■ **Exercise goal**:
Quote, word for word, every line starting at the line that contains "Convert this document image to plain text." and ending with the last line of the records; include both of these lines and no others.

(Records excerpted from a collection)

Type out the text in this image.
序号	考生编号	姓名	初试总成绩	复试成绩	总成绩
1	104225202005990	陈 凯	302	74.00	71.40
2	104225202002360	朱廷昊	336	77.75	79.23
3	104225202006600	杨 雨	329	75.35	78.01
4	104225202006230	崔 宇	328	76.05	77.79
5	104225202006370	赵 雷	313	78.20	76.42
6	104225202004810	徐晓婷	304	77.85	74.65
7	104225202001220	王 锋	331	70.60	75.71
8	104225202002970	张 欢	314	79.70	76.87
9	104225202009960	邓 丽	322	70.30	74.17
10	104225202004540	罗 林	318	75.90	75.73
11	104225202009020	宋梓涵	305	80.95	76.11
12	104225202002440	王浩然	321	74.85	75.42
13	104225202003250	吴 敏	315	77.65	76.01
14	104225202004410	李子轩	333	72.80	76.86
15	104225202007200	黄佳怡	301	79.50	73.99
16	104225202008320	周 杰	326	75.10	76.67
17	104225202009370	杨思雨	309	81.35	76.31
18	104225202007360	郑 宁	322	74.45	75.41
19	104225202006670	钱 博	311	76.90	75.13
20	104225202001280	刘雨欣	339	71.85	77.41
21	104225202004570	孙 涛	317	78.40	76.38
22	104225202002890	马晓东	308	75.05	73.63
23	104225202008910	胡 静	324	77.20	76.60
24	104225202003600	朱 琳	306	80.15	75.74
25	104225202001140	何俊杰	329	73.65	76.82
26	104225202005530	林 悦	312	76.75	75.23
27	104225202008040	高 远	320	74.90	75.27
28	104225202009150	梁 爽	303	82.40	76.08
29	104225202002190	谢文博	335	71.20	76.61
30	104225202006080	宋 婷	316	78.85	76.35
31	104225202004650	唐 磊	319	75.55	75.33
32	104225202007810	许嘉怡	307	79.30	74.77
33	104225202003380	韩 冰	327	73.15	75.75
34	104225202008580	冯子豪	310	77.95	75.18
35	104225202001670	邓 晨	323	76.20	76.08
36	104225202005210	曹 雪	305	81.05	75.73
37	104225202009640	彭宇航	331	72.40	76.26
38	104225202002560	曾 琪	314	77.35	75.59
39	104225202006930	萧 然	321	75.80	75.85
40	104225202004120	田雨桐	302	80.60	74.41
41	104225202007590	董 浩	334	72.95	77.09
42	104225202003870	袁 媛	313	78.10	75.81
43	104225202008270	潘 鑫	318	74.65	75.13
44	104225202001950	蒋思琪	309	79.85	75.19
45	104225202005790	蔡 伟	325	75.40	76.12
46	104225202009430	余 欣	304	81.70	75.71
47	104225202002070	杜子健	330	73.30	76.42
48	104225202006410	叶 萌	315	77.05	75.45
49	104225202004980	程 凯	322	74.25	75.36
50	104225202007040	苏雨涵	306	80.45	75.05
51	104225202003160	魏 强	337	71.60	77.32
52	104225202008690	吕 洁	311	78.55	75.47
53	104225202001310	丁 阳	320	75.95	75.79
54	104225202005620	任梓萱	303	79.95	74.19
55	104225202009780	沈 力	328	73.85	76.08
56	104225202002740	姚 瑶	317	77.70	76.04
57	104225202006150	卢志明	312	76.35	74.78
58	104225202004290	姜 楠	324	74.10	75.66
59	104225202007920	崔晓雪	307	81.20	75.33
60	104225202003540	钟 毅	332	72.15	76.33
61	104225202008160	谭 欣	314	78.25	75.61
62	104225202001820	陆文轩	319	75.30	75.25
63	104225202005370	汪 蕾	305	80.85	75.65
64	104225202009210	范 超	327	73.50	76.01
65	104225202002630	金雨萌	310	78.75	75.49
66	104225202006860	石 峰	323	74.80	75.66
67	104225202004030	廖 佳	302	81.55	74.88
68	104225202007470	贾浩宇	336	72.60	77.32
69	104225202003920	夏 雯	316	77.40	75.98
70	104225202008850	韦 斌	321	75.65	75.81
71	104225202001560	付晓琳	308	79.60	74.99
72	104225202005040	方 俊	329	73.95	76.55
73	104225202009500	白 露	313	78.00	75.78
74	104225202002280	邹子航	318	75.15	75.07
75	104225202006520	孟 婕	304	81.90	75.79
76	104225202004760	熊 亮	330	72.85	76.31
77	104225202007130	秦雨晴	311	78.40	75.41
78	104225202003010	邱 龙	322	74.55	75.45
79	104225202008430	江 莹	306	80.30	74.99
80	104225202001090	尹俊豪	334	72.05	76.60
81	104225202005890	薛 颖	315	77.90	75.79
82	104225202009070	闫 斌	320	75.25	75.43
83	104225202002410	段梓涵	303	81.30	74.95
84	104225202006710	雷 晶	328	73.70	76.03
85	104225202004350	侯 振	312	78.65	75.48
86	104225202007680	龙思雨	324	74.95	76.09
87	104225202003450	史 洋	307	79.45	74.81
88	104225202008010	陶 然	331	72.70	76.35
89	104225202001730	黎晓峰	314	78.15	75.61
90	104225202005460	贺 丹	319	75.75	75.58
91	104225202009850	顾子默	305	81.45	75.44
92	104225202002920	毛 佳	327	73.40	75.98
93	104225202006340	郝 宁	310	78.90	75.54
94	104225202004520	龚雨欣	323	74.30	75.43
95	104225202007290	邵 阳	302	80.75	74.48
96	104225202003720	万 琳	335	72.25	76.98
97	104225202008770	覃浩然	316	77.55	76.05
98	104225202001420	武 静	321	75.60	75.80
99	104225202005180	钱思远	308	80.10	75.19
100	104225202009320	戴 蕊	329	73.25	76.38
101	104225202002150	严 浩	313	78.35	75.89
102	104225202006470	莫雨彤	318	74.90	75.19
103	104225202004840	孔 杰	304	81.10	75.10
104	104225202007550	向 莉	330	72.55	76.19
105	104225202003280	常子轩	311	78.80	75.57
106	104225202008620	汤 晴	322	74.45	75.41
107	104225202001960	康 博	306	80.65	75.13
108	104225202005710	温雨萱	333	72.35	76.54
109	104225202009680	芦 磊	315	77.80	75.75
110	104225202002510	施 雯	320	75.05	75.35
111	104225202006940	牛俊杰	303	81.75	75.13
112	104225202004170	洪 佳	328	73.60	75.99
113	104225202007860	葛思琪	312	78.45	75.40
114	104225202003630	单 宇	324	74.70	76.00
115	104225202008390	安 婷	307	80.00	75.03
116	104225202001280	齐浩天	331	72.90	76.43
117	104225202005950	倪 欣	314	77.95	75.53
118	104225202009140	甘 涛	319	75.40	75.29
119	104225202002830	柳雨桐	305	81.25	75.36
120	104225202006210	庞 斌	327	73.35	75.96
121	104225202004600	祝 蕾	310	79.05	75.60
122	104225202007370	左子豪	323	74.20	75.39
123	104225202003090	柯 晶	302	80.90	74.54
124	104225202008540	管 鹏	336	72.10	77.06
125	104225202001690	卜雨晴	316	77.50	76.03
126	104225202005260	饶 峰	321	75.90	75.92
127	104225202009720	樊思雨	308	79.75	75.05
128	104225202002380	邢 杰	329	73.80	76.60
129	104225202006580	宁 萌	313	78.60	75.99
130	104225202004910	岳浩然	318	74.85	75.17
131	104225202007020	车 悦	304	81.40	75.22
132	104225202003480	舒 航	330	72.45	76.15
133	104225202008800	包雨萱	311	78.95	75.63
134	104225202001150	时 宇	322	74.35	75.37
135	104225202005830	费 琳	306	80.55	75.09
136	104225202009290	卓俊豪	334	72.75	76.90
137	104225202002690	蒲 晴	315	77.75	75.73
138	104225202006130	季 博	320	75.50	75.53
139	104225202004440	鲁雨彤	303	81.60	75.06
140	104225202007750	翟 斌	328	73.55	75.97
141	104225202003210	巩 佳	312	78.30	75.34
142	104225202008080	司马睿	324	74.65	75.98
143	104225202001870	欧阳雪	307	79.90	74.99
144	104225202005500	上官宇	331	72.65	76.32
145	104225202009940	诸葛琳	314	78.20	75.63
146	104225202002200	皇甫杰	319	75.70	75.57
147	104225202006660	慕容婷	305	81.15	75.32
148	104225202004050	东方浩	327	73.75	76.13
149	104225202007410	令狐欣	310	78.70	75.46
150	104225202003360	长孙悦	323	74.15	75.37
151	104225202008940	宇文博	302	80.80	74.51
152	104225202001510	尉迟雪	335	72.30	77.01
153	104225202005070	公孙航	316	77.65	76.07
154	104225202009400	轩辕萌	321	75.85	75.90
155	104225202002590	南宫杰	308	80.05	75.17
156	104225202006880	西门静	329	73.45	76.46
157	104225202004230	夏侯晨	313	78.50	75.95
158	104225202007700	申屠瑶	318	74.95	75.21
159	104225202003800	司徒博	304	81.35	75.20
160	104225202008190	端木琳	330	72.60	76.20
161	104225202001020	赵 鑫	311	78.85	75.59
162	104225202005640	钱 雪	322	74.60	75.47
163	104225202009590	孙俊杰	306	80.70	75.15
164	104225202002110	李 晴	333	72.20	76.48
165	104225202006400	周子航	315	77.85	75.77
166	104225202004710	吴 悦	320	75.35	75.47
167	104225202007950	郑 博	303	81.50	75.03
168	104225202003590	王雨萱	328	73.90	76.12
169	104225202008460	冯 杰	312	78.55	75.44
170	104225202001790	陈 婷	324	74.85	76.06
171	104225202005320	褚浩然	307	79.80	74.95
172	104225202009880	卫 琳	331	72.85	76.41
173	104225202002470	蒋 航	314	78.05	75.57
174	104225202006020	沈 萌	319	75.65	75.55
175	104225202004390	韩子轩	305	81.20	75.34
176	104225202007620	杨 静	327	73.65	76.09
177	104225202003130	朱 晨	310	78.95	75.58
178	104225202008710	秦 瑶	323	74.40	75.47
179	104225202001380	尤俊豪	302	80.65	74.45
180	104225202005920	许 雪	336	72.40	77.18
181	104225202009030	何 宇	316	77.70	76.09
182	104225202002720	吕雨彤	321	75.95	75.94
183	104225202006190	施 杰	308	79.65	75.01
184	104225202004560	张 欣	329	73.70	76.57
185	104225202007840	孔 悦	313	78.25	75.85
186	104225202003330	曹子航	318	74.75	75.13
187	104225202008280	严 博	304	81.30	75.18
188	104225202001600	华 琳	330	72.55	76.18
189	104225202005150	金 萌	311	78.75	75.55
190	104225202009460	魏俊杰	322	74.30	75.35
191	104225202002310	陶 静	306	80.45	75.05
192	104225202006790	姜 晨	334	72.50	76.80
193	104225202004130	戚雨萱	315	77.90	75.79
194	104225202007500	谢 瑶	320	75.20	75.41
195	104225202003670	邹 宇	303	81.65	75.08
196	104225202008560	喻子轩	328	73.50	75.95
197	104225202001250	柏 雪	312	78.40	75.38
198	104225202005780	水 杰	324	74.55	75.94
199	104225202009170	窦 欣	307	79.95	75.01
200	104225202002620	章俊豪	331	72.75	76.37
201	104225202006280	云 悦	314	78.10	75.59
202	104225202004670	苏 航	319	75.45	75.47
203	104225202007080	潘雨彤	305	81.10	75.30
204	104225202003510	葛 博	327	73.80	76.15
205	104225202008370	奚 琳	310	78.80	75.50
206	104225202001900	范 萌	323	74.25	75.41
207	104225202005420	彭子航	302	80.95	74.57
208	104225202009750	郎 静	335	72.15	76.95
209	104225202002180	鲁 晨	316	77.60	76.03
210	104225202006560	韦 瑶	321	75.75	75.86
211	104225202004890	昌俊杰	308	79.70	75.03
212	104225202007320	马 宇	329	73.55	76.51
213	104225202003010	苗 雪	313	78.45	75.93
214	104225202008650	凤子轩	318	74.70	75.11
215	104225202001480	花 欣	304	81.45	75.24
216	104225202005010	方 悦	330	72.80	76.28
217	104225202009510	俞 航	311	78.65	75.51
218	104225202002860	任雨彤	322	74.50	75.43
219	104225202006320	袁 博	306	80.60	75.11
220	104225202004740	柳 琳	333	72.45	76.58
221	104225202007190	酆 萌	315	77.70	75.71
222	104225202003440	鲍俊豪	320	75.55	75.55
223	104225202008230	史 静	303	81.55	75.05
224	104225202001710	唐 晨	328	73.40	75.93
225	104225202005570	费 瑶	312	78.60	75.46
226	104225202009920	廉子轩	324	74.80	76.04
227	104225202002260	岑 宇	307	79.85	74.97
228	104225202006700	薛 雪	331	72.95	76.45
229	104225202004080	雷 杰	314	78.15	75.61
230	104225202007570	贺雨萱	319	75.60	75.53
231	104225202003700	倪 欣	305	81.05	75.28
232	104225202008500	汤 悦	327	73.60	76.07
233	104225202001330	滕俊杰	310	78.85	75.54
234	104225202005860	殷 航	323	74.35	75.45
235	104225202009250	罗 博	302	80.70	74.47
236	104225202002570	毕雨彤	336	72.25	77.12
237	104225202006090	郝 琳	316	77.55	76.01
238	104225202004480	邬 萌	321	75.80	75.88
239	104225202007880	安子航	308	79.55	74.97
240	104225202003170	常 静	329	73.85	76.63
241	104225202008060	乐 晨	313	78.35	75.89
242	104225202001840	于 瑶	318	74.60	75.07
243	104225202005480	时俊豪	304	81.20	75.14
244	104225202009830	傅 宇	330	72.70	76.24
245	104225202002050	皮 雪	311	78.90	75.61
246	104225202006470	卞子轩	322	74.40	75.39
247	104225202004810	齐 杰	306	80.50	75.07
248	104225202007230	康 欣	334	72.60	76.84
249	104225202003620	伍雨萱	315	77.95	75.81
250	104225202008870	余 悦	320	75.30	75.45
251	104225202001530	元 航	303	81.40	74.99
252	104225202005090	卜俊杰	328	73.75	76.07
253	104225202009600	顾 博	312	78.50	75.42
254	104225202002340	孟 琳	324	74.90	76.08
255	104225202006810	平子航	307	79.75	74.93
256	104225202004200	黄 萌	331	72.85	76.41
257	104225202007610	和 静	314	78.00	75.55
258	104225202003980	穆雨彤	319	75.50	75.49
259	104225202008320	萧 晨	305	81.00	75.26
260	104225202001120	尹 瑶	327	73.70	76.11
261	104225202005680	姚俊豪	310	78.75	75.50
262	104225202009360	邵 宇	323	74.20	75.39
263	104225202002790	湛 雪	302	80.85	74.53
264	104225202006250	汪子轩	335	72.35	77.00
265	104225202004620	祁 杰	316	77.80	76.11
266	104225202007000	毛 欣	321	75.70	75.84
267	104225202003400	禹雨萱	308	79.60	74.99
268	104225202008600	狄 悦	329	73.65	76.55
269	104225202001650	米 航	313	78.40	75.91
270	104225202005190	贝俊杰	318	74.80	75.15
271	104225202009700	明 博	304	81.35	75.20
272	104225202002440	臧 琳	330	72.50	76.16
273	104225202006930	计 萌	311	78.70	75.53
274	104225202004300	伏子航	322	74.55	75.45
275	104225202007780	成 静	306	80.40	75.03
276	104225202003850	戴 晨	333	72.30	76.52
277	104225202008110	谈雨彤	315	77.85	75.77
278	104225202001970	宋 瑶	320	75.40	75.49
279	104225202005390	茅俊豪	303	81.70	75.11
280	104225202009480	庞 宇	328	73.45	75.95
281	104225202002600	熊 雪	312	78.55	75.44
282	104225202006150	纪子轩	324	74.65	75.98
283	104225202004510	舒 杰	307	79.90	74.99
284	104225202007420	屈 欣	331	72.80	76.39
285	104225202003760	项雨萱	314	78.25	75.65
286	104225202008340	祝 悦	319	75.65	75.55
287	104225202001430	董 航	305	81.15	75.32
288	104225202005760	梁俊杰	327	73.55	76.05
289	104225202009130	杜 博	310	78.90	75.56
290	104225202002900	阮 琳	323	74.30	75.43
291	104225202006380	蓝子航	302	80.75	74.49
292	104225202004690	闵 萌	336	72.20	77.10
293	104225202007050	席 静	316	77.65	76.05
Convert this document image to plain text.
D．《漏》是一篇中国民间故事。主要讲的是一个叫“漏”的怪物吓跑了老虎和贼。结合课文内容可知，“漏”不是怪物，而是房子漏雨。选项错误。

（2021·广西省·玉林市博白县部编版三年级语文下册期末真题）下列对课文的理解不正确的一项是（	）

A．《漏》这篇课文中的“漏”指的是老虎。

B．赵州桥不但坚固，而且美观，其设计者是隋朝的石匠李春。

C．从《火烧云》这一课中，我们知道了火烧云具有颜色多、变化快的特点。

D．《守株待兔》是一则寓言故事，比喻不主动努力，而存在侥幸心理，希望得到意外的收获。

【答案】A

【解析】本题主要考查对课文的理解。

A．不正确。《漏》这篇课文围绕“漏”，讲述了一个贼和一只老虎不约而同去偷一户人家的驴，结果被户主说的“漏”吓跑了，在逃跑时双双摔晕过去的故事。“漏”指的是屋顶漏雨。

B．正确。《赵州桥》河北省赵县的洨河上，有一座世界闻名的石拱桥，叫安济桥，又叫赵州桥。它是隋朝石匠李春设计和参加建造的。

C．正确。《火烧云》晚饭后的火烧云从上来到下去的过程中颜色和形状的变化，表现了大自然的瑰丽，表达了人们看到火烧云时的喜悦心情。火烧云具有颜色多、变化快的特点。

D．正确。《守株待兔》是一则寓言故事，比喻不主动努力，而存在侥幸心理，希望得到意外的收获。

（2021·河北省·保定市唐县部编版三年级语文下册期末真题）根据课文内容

■ **Answer**:
Convert this document image to plain text.
D．《漏》是一篇中国民间故事。主要讲的是一个叫“漏”的怪物吓跑了老虎和贼。结合课文内容可知，“漏”不是怪物，而是房子漏雨。选项错误。

（2021·广西省·玉林市博白县部编版三年级语文下册期末真题）下列对课文的理解不正确的一项是（	）

A．《漏》这篇课文中的“漏”指的是老虎。

B．赵州桥不但坚固，而且美观，其设计者是隋朝的石匠李春。

C．从《火烧云》这一课中，我们知道了火烧云具有颜色多、变化快的特点。

D．《守株待兔》是一则寓言故事，比喻不主动努力，而存在侥幸心理，希望得到意外的收获。

【答案】A

【解析】本题主要考查对课文的理解。

A．不正确。《漏》这篇课文围绕“漏”，讲述了一个贼和一只老虎不约而同去偷一户人家的驴，结果被户主说的“漏”吓跑了，在逃跑时双双摔晕过去的故事。“漏”指的是屋顶漏雨。

B．正确。《赵州桥》河北省赵县的洨河上，有一座世界闻名的石拱桥，叫安济桥，又叫赵州桥。它是隋朝石匠李春设计和参加建造的。

C．正确。《火烧云》晚饭后的火烧云从上来到下去的过程中颜色和形状的变化，表现了大自然的瑰丽，表达了人们看到火烧云时的喜悦心情。火烧云具有颜色多、变化快的特点。

D．正确。《守株待兔》是一则寓言故事，比喻不主动努力，而存在侥幸心理，希望得到意外的收获。

（2021·河北省·保定市唐县部编版三年级语文下册期末真题）根据课文内容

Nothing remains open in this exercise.